▶ **Your task**:
Check every line below for the word "상호간의" and give only the number of lines where it appears.

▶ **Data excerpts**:
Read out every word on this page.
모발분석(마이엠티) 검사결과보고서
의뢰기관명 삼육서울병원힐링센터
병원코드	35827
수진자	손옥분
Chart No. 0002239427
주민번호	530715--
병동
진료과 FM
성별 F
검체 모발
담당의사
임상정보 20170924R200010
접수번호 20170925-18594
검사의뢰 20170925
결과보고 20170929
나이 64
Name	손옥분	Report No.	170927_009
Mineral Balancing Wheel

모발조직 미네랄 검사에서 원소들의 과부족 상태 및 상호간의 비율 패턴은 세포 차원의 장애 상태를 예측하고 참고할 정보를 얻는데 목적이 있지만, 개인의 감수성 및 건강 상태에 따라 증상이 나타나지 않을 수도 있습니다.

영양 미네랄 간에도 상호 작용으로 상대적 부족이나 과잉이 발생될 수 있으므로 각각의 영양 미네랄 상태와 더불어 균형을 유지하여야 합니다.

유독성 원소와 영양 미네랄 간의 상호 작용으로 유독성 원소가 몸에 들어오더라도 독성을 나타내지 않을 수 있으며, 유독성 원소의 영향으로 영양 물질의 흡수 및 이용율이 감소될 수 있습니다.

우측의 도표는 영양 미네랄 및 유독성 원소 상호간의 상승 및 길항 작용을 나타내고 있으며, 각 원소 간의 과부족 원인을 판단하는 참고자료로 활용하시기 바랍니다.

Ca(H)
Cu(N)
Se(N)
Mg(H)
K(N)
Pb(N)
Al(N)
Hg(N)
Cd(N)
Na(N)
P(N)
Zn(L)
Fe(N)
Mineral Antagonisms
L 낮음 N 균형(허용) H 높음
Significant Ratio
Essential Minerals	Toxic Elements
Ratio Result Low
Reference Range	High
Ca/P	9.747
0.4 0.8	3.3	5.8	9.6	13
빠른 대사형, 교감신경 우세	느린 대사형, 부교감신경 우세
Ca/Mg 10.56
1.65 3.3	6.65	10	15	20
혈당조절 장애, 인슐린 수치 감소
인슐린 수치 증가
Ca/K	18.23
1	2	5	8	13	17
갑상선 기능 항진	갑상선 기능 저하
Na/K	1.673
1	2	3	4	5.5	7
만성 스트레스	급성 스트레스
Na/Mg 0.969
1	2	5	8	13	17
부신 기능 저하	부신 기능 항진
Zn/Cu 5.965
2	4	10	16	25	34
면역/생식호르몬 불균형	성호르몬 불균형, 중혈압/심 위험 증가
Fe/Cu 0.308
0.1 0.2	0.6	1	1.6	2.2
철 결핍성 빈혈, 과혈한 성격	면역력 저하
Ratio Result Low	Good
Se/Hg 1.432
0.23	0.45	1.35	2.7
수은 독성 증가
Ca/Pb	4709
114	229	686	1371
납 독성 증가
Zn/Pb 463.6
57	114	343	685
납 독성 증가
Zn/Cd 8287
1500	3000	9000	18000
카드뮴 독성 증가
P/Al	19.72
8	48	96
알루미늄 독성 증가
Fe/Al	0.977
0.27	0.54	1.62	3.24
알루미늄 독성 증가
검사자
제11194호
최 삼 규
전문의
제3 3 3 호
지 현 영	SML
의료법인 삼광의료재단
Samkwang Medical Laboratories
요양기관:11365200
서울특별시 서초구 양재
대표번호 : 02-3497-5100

▶ **Task response**:
2